Problem to solve: Which lines in the material below contain the word "color"? Copy each of them.
** begin Data rows **
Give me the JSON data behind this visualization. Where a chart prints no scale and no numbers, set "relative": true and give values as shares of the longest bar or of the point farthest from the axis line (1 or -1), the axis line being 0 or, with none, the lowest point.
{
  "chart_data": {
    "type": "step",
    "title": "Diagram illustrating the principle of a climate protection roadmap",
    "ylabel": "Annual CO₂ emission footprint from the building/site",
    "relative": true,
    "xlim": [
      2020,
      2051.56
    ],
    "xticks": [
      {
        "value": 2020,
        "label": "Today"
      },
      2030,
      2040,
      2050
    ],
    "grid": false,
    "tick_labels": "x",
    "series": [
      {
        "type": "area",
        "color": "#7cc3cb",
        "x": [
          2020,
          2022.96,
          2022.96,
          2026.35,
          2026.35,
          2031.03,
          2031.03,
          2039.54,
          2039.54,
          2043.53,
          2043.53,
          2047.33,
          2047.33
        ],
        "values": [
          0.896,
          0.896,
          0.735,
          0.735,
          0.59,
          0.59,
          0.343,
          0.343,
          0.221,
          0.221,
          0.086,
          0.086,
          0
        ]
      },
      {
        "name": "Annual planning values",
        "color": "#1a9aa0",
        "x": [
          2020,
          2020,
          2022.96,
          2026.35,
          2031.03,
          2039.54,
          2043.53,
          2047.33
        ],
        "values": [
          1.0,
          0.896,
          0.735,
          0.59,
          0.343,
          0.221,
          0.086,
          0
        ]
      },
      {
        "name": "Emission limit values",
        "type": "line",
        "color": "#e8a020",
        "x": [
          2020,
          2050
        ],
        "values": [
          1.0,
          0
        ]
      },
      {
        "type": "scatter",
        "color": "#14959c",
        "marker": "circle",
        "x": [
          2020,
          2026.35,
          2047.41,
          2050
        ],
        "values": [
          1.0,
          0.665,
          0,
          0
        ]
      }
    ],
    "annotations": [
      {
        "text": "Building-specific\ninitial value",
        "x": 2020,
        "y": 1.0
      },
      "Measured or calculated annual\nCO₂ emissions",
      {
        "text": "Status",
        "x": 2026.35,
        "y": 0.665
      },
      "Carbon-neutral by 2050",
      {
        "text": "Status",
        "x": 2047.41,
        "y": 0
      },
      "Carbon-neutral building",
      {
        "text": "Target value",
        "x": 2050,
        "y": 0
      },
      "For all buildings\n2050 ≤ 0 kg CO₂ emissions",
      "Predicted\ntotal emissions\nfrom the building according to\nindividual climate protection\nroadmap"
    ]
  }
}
** end Data rows **
Solution:
        "color": "#7cc3cb",
        "color": "#1a9aa0",
        "color": "#e8a020",
        "color": "#14959c",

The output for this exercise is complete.